Every line below should be repeated exactly.
-- Begin --
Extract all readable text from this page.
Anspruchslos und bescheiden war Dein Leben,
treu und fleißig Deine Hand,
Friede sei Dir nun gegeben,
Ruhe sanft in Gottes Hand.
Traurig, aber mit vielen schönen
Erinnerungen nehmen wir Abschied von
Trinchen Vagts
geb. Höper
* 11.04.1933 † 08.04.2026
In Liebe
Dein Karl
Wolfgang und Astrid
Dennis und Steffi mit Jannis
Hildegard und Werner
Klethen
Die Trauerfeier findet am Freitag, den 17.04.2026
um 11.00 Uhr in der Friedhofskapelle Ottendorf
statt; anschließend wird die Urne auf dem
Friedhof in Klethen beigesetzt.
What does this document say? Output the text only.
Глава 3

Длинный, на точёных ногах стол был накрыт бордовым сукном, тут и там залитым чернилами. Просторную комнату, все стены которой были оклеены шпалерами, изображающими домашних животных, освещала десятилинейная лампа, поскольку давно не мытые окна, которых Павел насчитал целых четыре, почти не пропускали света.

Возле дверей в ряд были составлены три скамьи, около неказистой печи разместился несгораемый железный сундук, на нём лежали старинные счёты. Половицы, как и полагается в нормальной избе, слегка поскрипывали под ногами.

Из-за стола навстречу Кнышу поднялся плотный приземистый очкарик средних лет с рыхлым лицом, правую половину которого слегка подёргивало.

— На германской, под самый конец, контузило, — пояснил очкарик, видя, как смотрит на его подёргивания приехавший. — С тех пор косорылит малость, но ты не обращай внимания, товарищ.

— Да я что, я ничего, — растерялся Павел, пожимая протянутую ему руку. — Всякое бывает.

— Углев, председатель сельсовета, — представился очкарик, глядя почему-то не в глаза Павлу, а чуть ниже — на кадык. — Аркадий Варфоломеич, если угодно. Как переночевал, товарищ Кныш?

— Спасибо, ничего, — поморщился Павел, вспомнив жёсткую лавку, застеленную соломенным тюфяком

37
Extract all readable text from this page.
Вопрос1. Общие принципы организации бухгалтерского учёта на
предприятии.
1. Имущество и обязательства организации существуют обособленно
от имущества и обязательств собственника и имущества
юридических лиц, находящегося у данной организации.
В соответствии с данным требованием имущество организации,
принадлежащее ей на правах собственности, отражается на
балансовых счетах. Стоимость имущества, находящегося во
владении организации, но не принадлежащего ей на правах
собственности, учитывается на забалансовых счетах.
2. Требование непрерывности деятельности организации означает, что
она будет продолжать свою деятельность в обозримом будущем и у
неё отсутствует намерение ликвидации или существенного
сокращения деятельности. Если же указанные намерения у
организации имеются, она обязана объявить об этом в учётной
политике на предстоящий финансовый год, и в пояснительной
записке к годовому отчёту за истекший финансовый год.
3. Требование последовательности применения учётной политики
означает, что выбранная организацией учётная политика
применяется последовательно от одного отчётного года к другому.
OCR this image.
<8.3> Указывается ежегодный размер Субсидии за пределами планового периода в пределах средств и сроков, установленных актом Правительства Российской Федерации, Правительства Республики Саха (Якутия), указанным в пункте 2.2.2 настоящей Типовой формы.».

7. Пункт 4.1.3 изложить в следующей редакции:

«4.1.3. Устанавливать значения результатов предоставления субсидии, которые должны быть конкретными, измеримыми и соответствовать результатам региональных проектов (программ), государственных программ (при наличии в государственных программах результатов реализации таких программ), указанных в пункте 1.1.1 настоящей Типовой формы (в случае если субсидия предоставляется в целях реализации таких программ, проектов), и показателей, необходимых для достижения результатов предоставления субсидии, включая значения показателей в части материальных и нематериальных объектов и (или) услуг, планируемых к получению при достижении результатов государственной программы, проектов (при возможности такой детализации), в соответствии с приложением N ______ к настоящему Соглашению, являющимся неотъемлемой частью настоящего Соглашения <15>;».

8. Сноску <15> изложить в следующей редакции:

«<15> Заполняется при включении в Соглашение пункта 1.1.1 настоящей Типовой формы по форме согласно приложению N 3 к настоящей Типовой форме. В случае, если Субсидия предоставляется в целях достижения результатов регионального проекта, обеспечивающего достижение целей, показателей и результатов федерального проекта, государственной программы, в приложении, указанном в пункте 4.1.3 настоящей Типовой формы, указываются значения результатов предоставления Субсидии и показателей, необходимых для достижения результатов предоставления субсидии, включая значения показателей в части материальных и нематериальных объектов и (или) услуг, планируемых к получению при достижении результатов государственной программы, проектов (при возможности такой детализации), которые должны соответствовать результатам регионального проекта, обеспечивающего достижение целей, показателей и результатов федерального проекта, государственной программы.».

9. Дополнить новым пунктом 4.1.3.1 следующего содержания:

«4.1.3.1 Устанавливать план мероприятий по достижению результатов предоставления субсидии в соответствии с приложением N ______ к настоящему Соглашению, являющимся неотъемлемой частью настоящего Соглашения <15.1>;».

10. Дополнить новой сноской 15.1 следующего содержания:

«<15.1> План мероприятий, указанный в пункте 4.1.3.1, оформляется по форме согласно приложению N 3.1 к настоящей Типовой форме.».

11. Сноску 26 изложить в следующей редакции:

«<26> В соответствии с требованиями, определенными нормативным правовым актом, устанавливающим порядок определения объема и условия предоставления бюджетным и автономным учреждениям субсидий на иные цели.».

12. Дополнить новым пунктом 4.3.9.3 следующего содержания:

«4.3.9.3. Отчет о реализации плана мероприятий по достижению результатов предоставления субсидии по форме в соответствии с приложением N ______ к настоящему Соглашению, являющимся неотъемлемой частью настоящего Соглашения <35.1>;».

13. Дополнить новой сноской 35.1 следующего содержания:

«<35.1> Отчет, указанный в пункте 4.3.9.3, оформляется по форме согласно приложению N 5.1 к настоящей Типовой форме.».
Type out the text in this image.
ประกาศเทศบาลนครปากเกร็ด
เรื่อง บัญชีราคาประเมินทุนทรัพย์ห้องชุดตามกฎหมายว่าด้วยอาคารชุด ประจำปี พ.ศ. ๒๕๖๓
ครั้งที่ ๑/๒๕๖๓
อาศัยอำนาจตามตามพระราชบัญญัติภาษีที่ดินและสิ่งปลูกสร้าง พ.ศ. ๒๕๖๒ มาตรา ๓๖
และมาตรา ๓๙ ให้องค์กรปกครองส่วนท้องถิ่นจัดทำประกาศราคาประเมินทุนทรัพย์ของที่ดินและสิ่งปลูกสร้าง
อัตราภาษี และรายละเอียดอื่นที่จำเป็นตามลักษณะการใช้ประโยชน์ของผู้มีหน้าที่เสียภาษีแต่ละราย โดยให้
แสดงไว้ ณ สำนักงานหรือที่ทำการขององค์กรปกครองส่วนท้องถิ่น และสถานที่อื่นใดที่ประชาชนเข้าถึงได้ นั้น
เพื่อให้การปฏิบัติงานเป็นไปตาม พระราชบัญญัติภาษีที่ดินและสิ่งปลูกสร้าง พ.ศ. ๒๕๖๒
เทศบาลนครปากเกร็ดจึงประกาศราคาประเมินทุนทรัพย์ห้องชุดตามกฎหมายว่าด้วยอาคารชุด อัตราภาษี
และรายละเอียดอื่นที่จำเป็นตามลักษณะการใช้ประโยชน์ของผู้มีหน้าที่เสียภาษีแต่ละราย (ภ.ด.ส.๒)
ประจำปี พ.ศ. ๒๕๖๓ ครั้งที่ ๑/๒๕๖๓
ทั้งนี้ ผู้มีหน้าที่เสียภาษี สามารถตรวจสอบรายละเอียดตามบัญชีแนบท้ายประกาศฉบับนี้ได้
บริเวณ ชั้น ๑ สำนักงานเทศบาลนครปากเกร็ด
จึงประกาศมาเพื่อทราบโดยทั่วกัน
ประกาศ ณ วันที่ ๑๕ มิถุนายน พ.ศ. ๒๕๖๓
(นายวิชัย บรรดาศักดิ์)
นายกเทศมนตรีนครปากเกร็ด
-- End --
Reply:
Extract all readable text from this page.
Anspruchslos und bescheiden war Dein Leben,
treu und fleißig Deine Hand,
Friede sei Dir nun gegeben,
Ruhe sanft in Gottes Hand.
Traurig, aber mit vielen schönen
Erinnerungen nehmen wir Abschied von
Trinchen Vagts
geb. Höper
* 11.04.1933 † 08.04.2026
In Liebe
Dein Karl
Wolfgang und Astrid
Dennis und Steffi mit Jannis
Hildegard und Werner
Klethen
Die Trauerfeier findet am Freitag, den 17.04.2026
um 11.00 Uhr in der Friedhofskapelle Ottendorf
statt; anschließend wird die Urne auf dem
Friedhof in Klethen beigesetzt.
What does this document say? Output the text only.
Глава 3

Длинный, на точёных ногах стол был накрыт бордовым сукном, тут и там залитым чернилами. Просторную комнату, все стены которой были оклеены шпалерами, изображающими домашних животных, освещала десятилинейная лампа, поскольку давно не мытые окна, которых Павел насчитал целых четыре, почти не пропускали света.

Возле дверей в ряд были составлены три скамьи, около неказистой печи разместился несгораемый железный сундук, на нём лежали старинные счёты. Половицы, как и полагается в нормальной избе, слегка поскрипывали под ногами.

Из-за стола навстречу Кнышу поднялся плотный приземистый очкарик средних лет с рыхлым лицом, правую половину которого слегка подёргивало.

— На германской, под самый конец, контузило, — пояснил очкарик, видя, как смотрит на его подёргивания приехавший. — С тех пор косорылит малость, но ты не обращай внимания, товарищ.

— Да я что, я ничего, — растерялся Павел, пожимая протянутую ему руку. — Всякое бывает.

— Углев, председатель сельсовета, — представился очкарик, глядя почему-то не в глаза Павлу, а чуть ниже — на кадык. — Аркадий Варфоломеич, если угодно. Как переночевал, товарищ Кныш?

— Спасибо, ничего, — поморщился Павел, вспомнив жёсткую лавку, застеленную соломенным тюфяком

37
Extract all readable text from this page.
Вопрос1. Общие принципы организации бухгалтерского учёта на
предприятии.
1. Имущество и обязательства организации существуют обособленно
от имущества и обязательств собственника и имущества
юридических лиц, находящегося у данной организации.
В соответствии с данным требованием имущество организации,
принадлежащее ей на правах собственности, отражается на
балансовых счетах. Стоимость имущества, находящегося во
владении организации, но не принадлежащего ей на правах
собственности, учитывается на забалансовых счетах.
2. Требование непрерывности деятельности организации означает, что
она будет продолжать свою деятельность в обозримом будущем и у
неё отсутствует намерение ликвидации или существенного
сокращения деятельности. Если же указанные намерения у
организации имеются, она обязана объявить об этом в учётной
политике на предстоящий финансовый год, и в пояснительной
записке к годовому отчёту за истекший финансовый год.
3. Требование последовательности применения учётной политики
означает, что выбранная организацией учётная политика
применяется последовательно от одного отчётного года к другому.
OCR this image.
<8.3> Указывается ежегодный размер Субсидии за пределами планового периода в пределах средств и сроков, установленных актом Правительства Российской Федерации, Правительства Республики Саха (Якутия), указанным в пункте 2.2.2 настоящей Типовой формы.».

7. Пункт 4.1.3 изложить в следующей редакции:

«4.1.3. Устанавливать значения результатов предоставления субсидии, которые должны быть конкретными, измеримыми и соответствовать результатам региональных проектов (программ), государственных программ (при наличии в государственных программах результатов реализации таких программ), указанных в пункте 1.1.1 настоящей Типовой формы (в случае если субсидия предоставляется в целях реализации таких программ, проектов), и показателей, необходимых для достижения результатов предоставления субсидии, включая значения показателей в части материальных и нематериальных объектов и (или) услуг, планируемых к получению при достижении результатов государственной программы, проектов (при возможности такой детализации), в соответствии с приложением N ______ к настоящему Соглашению, являющимся неотъемлемой частью настоящего Соглашения <15>;».

8. Сноску <15> изложить в следующей редакции:

«<15> Заполняется при включении в Соглашение пункта 1.1.1 настоящей Типовой формы по форме согласно приложению N 3 к настоящей Типовой форме. В случае, если Субсидия предоставляется в целях достижения результатов регионального проекта, обеспечивающего достижение целей, показателей и результатов федерального проекта, государственной программы, в приложении, указанном в пункте 4.1.3 настоящей Типовой формы, указываются значения результатов предоставления Субсидии и показателей, необходимых для достижения результатов предоставления субсидии, включая значения показателей в части материальных и нематериальных объектов и (или) услуг, планируемых к получению при достижении результатов государственной программы, проектов (при возможности такой детализации), которые должны соответствовать результатам регионального проекта, обеспечивающего достижение целей, показателей и результатов федерального проекта, государственной программы.».

9. Дополнить новым пунктом 4.1.3.1 следующего содержания:

«4.1.3.1 Устанавливать план мероприятий по достижению результатов предоставления субсидии в соответствии с приложением N ______ к настоящему Соглашению, являющимся неотъемлемой частью настоящего Соглашения <15.1>;».

10. Дополнить новой сноской 15.1 следующего содержания:

«<15.1> План мероприятий, указанный в пункте 4.1.3.1, оформляется по форме согласно приложению N 3.1 к настоящей Типовой форме.».

11. Сноску 26 изложить в следующей редакции:

«<26> В соответствии с требованиями, определенными нормативным правовым актом, устанавливающим порядок определения объема и условия предоставления бюджетным и автономным учреждениям субсидий на иные цели.».

12. Дополнить новым пунктом 4.3.9.3 следующего содержания:

«4.3.9.3. Отчет о реализации плана мероприятий по достижению результатов предоставления субсидии по форме в соответствии с приложением N ______ к настоящему Соглашению, являющимся неотъемлемой частью настоящего Соглашения <35.1>;».

13. Дополнить новой сноской 35.1 следующего содержания:

«<35.1> Отчет, указанный в пункте 4.3.9.3, оформляется по форме согласно приложению N 5.1 к настоящей Типовой форме.».
Type out the text in this image.
ประกาศเทศบาลนครปากเกร็ด
เรื่อง บัญชีราคาประเมินทุนทรัพย์ห้องชุดตามกฎหมายว่าด้วยอาคารชุด ประจำปี พ.ศ. ๒๕๖๓
ครั้งที่ ๑/๒๕๖๓
อาศัยอำนาจตามตามพระราชบัญญัติภาษีที่ดินและสิ่งปลูกสร้าง พ.ศ. ๒๕๖๒ มาตรา ๓๖
และมาตรา ๓๙ ให้องค์กรปกครองส่วนท้องถิ่นจัดทำประกาศราคาประเมินทุนทรัพย์ของที่ดินและสิ่งปลูกสร้าง
อัตราภาษี และรายละเอียดอื่นที่จำเป็นตามลักษณะการใช้ประโยชน์ของผู้มีหน้าที่เสียภาษีแต่ละราย โดยให้
แสดงไว้ ณ สำนักงานหรือที่ทำการขององค์กรปกครองส่วนท้องถิ่น และสถานที่อื่นใดที่ประชาชนเข้าถึงได้ นั้น
เพื่อให้การปฏิบัติงานเป็นไปตาม พระราชบัญญัติภาษีที่ดินและสิ่งปลูกสร้าง พ.ศ. ๒๕๖๒
เทศบาลนครปากเกร็ดจึงประกาศราคาประเมินทุนทรัพย์ห้องชุดตามกฎหมายว่าด้วยอาคารชุด อัตราภาษี
และรายละเอียดอื่นที่จำเป็นตามลักษณะการใช้ประโยชน์ของผู้มีหน้าที่เสียภาษีแต่ละราย (ภ.ด.ส.๒)
ประจำปี พ.ศ. ๒๕๖๓ ครั้งที่ ๑/๒๕๖๓
ทั้งนี้ ผู้มีหน้าที่เสียภาษี สามารถตรวจสอบรายละเอียดตามบัญชีแนบท้ายประกาศฉบับนี้ได้
บริเวณ ชั้น ๑ สำนักงานเทศบาลนครปากเกร็ด
จึงประกาศมาเพื่อทราบโดยทั่วกัน
ประกาศ ณ วันที่ ๑๕ มิถุนายน พ.ศ. ๒๕๖๓
(นายวิชัย บรรดาศักดิ์)
นายกเทศมนตรีนครปากเกร็ด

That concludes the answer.